WHAT TO PRODUCE
Would you copy out the whole listing exactly as given?

Data excerpts
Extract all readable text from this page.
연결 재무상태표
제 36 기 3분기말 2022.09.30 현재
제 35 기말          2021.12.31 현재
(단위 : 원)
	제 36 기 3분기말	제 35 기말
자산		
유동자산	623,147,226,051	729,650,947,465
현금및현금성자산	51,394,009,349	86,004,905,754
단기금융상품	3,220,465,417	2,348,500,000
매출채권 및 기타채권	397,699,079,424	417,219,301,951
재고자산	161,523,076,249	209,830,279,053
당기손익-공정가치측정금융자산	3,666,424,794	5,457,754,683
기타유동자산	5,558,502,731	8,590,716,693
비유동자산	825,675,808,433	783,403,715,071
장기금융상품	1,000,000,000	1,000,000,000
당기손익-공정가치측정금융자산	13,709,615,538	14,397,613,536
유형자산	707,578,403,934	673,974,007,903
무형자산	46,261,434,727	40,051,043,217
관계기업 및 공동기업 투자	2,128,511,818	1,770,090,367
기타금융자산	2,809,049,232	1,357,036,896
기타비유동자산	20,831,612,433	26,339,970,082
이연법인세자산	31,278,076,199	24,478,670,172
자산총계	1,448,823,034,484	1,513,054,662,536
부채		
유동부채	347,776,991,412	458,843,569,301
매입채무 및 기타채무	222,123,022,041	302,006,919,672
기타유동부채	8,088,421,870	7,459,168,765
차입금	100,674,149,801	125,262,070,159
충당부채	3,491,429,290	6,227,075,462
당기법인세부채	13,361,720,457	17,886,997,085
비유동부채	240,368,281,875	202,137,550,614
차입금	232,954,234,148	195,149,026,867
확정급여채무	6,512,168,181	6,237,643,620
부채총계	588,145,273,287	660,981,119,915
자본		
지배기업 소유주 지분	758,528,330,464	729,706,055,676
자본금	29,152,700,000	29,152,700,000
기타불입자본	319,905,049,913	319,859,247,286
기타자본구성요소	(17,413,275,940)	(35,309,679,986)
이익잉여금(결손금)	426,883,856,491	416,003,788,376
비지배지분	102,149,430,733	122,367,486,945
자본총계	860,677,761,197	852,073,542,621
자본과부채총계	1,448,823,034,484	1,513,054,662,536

WRITTEN SOLUTION
Extract all readable text from this page.
연결 재무상태표
제 36 기 3분기말 2022.09.30 현재
제 35 기말          2021.12.31 현재
(단위 : 원)
	제 36 기 3분기말	제 35 기말
자산		
유동자산	623,147,226,051	729,650,947,465
현금및현금성자산	51,394,009,349	86,004,905,754
단기금융상품	3,220,465,417	2,348,500,000
매출채권 및 기타채권	397,699,079,424	417,219,301,951
재고자산	161,523,076,249	209,830,279,053
당기손익-공정가치측정금융자산	3,666,424,794	5,457,754,683
기타유동자산	5,558,502,731	8,590,716,693
비유동자산	825,675,808,433	783,403,715,071
장기금융상품	1,000,000,000	1,000,000,000
당기손익-공정가치측정금융자산	13,709,615,538	14,397,613,536
유형자산	707,578,403,934	673,974,007,903
무형자산	46,261,434,727	40,051,043,217
관계기업 및 공동기업 투자	2,128,511,818	1,770,090,367
기타금융자산	2,809,049,232	1,357,036,896
기타비유동자산	20,831,612,433	26,339,970,082
이연법인세자산	31,278,076,199	24,478,670,172
자산총계	1,448,823,034,484	1,513,054,662,536
부채		
유동부채	347,776,991,412	458,843,569,301
매입채무 및 기타채무	222,123,022,041	302,006,919,672
기타유동부채	8,088,421,870	7,459,168,765
차입금	100,674,149,801	125,262,070,159
충당부채	3,491,429,290	6,227,075,462
당기법인세부채	13,361,720,457	17,886,997,085
비유동부채	240,368,281,875	202,137,550,614
차입금	232,954,234,148	195,149,026,867
확정급여채무	6,512,168,181	6,237,643,620
부채총계	588,145,273,287	660,981,119,915
자본		
지배기업 소유주 지분	758,528,330,464	729,706,055,676
자본금	29,152,700,000	29,152,700,000
기타불입자본	319,905,049,913	319,859,247,286
기타자본구성요소	(17,413,275,940)	(35,309,679,986)
이익잉여금(결손금)	426,883,856,491	416,003,788,376
비지배지분	102,149,430,733	122,367,486,945
자본총계	860,677,761,197	852,073,542,621
자본과부채총계	1,448,823,034,484	1,513,054,662,536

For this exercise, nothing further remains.